### SET EXERCISE
Provide the number of lines where the word "Management" occurs, and no other text.

+++++

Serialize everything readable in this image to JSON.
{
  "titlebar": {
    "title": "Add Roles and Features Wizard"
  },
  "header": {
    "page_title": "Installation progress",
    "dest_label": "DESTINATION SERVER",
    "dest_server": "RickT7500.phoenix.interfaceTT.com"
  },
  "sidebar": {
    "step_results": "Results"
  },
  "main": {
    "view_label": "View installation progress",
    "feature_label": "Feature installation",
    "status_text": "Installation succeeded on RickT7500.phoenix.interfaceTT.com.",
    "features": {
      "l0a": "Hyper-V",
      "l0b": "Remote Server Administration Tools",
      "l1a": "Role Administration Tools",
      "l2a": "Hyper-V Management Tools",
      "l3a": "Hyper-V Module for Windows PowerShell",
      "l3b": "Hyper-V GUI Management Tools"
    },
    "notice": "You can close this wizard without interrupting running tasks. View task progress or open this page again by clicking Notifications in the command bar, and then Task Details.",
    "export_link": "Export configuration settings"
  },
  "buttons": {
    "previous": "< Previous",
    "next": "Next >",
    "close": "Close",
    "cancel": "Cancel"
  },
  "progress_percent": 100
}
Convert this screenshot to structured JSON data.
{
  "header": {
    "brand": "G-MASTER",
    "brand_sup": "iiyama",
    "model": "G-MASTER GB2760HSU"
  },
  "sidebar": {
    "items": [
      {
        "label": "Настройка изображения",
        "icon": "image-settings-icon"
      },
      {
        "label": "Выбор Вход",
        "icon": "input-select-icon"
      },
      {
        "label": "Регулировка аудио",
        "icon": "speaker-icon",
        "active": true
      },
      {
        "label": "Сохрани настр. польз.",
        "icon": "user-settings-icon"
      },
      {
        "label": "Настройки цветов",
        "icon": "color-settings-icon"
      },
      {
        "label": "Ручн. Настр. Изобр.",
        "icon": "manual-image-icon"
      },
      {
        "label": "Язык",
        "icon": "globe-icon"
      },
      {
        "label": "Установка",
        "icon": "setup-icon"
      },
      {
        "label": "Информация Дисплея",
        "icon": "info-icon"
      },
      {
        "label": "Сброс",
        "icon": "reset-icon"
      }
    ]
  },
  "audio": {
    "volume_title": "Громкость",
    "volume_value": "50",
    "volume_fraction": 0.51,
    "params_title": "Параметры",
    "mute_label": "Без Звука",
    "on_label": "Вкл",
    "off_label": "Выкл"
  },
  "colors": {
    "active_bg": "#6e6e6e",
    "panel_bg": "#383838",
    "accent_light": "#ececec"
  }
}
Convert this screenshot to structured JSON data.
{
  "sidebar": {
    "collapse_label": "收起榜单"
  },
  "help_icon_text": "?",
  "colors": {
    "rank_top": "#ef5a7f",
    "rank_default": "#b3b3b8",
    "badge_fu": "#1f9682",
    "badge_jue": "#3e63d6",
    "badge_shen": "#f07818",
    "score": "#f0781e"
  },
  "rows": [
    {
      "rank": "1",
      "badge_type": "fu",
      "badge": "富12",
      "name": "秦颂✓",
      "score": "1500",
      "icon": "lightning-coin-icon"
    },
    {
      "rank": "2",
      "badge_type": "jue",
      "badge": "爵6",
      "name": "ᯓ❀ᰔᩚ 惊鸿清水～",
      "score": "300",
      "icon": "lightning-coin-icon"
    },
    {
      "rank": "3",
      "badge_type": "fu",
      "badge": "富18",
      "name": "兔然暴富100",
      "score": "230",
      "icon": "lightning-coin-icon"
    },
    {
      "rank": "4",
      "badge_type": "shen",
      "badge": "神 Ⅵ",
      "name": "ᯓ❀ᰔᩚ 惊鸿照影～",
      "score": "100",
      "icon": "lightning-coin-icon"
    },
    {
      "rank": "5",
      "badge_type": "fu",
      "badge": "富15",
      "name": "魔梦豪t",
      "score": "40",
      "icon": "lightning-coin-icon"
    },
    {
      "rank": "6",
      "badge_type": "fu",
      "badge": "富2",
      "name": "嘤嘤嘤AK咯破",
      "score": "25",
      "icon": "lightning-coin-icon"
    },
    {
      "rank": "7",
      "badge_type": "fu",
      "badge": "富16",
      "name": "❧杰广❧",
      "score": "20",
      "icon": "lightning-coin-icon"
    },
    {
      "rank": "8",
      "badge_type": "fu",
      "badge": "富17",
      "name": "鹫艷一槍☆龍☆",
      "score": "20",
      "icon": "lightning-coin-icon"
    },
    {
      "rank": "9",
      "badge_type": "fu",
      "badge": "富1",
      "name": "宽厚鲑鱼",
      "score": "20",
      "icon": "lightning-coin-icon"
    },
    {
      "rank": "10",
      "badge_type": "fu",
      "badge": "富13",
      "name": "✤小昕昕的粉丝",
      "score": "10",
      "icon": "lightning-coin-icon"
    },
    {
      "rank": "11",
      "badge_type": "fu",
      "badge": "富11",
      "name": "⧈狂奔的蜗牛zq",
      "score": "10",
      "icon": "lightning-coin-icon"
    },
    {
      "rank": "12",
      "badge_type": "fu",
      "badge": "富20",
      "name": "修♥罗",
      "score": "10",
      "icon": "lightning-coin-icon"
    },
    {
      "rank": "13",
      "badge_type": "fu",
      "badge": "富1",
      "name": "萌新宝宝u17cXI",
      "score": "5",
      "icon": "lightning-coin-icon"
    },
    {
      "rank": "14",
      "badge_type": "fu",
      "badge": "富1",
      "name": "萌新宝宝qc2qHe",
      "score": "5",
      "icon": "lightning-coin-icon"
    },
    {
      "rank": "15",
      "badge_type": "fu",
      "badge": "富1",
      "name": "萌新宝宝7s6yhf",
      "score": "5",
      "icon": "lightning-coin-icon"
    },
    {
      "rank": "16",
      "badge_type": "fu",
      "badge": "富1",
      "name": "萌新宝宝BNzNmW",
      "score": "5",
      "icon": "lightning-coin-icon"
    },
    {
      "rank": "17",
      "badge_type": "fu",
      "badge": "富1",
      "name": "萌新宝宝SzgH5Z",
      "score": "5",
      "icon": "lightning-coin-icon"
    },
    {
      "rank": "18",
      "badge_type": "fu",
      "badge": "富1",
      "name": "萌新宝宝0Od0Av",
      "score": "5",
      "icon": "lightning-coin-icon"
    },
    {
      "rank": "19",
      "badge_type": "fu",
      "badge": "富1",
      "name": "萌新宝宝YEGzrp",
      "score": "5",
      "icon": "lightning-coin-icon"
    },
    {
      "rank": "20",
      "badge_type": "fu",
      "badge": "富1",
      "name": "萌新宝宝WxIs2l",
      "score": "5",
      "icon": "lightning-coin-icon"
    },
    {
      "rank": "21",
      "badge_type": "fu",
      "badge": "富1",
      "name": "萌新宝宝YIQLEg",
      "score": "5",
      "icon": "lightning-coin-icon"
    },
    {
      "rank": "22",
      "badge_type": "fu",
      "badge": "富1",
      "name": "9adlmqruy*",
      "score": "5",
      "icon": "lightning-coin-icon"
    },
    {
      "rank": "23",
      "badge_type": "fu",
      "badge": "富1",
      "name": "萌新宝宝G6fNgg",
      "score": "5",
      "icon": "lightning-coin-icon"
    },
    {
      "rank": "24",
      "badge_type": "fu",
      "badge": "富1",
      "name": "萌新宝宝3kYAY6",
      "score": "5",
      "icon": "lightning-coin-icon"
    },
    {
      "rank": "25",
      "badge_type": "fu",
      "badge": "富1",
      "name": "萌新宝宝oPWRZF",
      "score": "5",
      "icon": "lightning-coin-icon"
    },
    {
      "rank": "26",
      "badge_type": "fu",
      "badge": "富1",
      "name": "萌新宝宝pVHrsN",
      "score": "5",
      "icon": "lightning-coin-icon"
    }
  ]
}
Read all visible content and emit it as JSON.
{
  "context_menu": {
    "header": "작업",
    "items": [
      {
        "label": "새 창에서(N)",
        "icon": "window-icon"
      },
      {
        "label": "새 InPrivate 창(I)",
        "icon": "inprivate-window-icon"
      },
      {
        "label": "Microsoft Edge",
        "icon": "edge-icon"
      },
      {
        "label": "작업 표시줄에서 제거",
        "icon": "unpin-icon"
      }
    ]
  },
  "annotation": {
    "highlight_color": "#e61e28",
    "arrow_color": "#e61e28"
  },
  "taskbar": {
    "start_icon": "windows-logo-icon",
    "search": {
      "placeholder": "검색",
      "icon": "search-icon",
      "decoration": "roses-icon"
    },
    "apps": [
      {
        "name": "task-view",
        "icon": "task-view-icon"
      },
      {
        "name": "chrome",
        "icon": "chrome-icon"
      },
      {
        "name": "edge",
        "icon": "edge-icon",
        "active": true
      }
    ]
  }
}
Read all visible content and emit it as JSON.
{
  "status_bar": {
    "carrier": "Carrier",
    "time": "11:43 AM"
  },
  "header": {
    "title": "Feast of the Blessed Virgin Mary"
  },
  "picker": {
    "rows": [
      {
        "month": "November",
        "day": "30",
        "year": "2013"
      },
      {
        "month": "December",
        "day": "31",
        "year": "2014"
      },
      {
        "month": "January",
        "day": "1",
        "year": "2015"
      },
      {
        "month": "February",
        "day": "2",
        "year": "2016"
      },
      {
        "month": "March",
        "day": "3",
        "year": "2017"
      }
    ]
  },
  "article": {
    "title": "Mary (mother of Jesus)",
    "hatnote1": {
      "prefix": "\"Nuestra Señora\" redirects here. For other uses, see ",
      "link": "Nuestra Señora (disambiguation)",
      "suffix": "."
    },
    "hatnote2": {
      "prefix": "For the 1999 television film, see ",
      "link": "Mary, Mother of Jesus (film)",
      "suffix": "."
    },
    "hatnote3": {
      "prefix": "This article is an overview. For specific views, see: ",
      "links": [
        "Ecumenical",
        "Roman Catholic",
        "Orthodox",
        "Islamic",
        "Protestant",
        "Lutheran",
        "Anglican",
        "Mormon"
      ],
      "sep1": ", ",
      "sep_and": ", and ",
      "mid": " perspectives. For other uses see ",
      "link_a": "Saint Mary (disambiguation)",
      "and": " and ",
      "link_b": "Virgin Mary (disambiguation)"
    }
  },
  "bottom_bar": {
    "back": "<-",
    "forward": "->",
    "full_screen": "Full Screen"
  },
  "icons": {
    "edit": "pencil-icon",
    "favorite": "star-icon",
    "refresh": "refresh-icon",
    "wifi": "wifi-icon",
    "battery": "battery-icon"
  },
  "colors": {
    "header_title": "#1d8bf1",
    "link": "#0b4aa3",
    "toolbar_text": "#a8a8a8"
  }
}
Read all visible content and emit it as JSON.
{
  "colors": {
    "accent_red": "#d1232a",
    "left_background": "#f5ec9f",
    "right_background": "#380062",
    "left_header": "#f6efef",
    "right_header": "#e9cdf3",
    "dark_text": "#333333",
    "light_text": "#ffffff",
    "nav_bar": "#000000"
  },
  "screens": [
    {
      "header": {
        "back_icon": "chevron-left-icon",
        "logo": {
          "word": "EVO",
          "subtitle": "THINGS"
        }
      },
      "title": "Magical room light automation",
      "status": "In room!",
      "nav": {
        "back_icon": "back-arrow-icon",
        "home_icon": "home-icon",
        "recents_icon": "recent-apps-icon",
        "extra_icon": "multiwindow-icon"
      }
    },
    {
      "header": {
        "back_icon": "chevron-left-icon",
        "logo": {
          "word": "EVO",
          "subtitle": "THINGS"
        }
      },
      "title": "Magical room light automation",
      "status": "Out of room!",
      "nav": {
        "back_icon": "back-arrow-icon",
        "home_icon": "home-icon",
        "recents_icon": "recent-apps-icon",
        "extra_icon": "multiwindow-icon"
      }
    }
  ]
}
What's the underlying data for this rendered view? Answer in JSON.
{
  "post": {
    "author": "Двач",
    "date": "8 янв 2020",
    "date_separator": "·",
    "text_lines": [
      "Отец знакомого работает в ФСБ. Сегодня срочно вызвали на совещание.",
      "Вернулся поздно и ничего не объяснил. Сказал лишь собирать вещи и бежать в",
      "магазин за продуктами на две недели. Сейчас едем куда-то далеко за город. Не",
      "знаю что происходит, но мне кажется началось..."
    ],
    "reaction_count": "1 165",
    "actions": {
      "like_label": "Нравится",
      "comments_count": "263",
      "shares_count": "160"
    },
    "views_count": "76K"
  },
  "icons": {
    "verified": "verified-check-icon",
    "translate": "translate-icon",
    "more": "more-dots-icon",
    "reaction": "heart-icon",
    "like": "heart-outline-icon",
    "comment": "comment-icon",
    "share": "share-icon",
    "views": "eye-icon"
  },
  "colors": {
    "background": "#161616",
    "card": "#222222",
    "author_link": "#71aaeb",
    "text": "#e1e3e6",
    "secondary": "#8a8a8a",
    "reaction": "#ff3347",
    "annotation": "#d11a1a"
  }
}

+++++

### FULL SOLUTION
2